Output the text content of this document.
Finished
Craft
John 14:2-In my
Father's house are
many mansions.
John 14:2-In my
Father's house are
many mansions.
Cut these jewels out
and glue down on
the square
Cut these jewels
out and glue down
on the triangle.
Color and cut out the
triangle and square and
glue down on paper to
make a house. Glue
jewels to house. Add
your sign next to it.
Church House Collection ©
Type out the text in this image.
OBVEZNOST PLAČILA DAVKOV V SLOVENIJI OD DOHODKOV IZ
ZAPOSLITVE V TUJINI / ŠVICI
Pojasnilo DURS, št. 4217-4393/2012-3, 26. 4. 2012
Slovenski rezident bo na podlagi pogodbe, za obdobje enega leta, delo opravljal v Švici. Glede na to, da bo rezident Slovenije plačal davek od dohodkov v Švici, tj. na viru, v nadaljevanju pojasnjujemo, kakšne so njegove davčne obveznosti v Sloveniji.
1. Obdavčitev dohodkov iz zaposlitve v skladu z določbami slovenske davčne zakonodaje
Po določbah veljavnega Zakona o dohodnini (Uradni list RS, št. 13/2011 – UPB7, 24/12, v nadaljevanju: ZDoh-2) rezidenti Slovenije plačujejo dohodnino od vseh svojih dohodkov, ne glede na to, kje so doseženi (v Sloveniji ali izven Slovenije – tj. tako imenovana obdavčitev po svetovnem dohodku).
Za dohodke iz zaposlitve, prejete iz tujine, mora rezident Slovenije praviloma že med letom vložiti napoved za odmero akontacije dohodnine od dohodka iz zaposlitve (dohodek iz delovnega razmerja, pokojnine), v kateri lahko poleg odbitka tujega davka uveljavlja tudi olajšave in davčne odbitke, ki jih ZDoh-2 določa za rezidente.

------------------------------------

Short task
In the listing, find each line with the string "down" and copy it.

Reply to the exercise
and glue down on
out and glue down
glue down on paper to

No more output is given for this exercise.